# Work to do:
Reproduce the records below exactly as given.

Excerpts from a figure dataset
__________________________________________________
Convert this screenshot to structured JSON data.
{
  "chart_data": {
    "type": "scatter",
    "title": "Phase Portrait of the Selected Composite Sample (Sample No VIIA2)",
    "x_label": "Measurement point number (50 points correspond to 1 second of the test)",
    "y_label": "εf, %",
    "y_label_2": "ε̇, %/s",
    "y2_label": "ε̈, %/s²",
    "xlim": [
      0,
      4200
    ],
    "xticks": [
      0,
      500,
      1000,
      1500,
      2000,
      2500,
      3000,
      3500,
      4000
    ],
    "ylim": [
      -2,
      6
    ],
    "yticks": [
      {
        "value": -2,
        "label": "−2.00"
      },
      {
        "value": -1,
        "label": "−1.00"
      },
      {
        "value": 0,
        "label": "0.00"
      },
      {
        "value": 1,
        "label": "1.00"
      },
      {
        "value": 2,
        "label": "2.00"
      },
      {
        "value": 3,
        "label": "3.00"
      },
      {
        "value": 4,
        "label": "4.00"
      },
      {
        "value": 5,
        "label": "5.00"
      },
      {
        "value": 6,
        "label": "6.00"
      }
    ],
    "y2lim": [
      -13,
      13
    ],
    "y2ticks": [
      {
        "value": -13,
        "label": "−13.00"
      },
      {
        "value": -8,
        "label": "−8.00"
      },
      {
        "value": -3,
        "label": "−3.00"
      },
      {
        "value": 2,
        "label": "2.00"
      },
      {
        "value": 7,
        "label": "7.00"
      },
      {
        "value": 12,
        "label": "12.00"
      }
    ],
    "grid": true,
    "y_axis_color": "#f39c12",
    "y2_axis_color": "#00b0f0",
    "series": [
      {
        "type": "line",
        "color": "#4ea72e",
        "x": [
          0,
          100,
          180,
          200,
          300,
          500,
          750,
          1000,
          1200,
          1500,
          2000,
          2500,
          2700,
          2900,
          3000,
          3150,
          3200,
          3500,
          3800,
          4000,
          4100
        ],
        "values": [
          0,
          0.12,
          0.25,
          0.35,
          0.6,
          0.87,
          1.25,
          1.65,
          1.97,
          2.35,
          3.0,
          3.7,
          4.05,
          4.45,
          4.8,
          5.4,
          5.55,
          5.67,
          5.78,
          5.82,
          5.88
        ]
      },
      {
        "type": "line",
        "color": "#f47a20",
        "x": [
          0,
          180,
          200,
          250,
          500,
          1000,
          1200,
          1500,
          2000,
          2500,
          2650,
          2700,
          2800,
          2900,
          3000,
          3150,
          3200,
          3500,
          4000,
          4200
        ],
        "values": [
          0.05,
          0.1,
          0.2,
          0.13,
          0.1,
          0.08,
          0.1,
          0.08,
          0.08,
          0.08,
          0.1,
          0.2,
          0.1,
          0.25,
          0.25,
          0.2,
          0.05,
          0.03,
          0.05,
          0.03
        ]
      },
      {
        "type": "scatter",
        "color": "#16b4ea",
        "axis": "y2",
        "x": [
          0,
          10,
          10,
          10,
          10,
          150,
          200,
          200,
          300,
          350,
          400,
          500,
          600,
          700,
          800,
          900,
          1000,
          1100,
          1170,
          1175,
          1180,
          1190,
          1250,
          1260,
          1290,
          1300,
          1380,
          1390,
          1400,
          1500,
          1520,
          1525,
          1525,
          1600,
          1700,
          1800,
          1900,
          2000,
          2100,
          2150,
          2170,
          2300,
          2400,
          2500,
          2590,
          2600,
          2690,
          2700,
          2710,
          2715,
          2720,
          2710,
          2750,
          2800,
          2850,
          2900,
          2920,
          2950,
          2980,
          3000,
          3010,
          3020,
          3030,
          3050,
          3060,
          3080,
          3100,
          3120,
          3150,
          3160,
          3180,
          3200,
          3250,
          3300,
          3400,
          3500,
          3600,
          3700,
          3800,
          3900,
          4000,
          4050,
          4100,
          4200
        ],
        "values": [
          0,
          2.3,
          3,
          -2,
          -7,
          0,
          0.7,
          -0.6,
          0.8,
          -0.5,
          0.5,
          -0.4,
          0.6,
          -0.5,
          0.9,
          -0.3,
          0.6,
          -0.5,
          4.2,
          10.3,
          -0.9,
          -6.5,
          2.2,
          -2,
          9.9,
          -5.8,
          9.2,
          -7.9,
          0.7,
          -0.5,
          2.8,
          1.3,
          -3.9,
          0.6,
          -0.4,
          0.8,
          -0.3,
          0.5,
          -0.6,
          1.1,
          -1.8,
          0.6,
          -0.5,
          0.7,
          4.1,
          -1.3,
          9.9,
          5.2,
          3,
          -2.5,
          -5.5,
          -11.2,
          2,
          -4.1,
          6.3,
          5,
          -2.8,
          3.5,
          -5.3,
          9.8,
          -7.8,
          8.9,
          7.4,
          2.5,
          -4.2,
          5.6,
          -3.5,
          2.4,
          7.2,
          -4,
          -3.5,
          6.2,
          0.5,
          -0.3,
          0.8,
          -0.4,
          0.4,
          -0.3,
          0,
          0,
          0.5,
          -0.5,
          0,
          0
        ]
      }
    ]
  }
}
__________________________________________________
# Solution:
Convert this screenshot to structured JSON data.
{
  "chart_data": {
    "type": "scatter",
    "title": "Phase Portrait of the Selected Composite Sample (Sample No VIIA2)",
    "x_label": "Measurement point number (50 points correspond to 1 second of the test)",
    "y_label": "εf, %",
    "y_label_2": "ε̇, %/s",
    "y2_label": "ε̈, %/s²",
    "xlim": [
      0,
      4200
    ],
    "xticks": [
      0,
      500,
      1000,
      1500,
      2000,
      2500,
      3000,
      3500,
      4000
    ],
    "ylim": [
      -2,
      6
    ],
    "yticks": [
      {
        "value": -2,
        "label": "−2.00"
      },
      {
        "value": -1,
        "label": "−1.00"
      },
      {
        "value": 0,
        "label": "0.00"
      },
      {
        "value": 1,
        "label": "1.00"
      },
      {
        "value": 2,
        "label": "2.00"
      },
      {
        "value": 3,
        "label": "3.00"
      },
      {
        "value": 4,
        "label": "4.00"
      },
      {
        "value": 5,
        "label": "5.00"
      },
      {
        "value": 6,
        "label": "6.00"
      }
    ],
    "y2lim": [
      -13,
      13
    ],
    "y2ticks": [
      {
        "value": -13,
        "label": "−13.00"
      },
      {
        "value": -8,
        "label": "−8.00"
      },
      {
        "value": -3,
        "label": "−3.00"
      },
      {
        "value": 2,
        "label": "2.00"
      },
      {
        "value": 7,
        "label": "7.00"
      },
      {
        "value": 12,
        "label": "12.00"
      }
    ],
    "grid": true,
    "y_axis_color": "#f39c12",
    "y2_axis_color": "#00b0f0",
    "series": [
      {
        "type": "line",
        "color": "#4ea72e",
        "x": [
          0,
          100,
          180,
          200,
          300,
          500,
          750,
          1000,
          1200,
          1500,
          2000,
          2500,
          2700,
          2900,
          3000,
          3150,
          3200,
          3500,
          3800,
          4000,
          4100
        ],
        "values": [
          0,
          0.12,
          0.25,
          0.35,
          0.6,
          0.87,
          1.25,
          1.65,
          1.97,
          2.35,
          3.0,
          3.7,
          4.05,
          4.45,
          4.8,
          5.4,
          5.55,
          5.67,
          5.78,
          5.82,
          5.88
        ]
      },
      {
        "type": "line",
        "color": "#f47a20",
        "x": [
          0,
          180,
          200,
          250,
          500,
          1000,
          1200,
          1500,
          2000,
          2500,
          2650,
          2700,
          2800,
          2900,
          3000,
          3150,
          3200,
          3500,
          4000,
          4200
        ],
        "values": [
          0.05,
          0.1,
          0.2,
          0.13,
          0.1,
          0.08,
          0.1,
          0.08,
          0.08,
          0.08,
          0.1,
          0.2,
          0.1,
          0.25,
          0.25,
          0.2,
          0.05,
          0.03,
          0.05,
          0.03
        ]
      },
      {
        "type": "scatter",
        "color": "#16b4ea",
        "axis": "y2",
        "x": [
          0,
          10,
          10,
          10,
          10,
          150,
          200,
          200,
          300,
          350,
          400,
          500,
          600,
          700,
          800,
          900,
          1000,
          1100,
          1170,
          1175,
          1180,
          1190,
          1250,
          1260,
          1290,
          1300,
          1380,
          1390,
          1400,
          1500,
          1520,
          1525,
          1525,
          1600,
          1700,
          1800,
          1900,
          2000,
          2100,
          2150,
          2170,
          2300,
          2400,
          2500,
          2590,
          2600,
          2690,
          2700,
          2710,
          2715,
          2720,
          2710,
          2750,
          2800,
          2850,
          2900,
          2920,
          2950,
          2980,
          3000,
          3010,
          3020,
          3030,
          3050,
          3060,
          3080,
          3100,
          3120,
          3150,
          3160,
          3180,
          3200,
          3250,
          3300,
          3400,
          3500,
          3600,
          3700,
          3800,
          3900,
          4000,
          4050,
          4100,
          4200
        ],
        "values": [
          0,
          2.3,
          3,
          -2,
          -7,
          0,
          0.7,
          -0.6,
          0.8,
          -0.5,
          0.5,
          -0.4,
          0.6,
          -0.5,
          0.9,
          -0.3,
          0.6,
          -0.5,
          4.2,
          10.3,
          -0.9,
          -6.5,
          2.2,
          -2,
          9.9,
          -5.8,
          9.2,
          -7.9,
          0.7,
          -0.5,
          2.8,
          1.3,
          -3.9,
          0.6,
          -0.4,
          0.8,
          -0.3,
          0.5,
          -0.6,
          1.1,
          -1.8,
          0.6,
          -0.5,
          0.7,
          4.1,
          -1.3,
          9.9,
          5.2,
          3,
          -2.5,
          -5.5,
          -11.2,
          2,
          -4.1,
          6.3,
          5,
          -2.8,
          3.5,
          -5.3,
          9.8,
          -7.8,
          8.9,
          7.4,
          2.5,
          -4.2,
          5.6,
          -3.5,
          2.4,
          7.2,
          -4,
          -3.5,
          6.2,
          0.5,
          -0.3,
          0.8,
          -0.4,
          0.4,
          -0.3,
          0,
          0,
          0.5,
          -0.5,
          0,
          0
        ]
      }
    ]
  }
}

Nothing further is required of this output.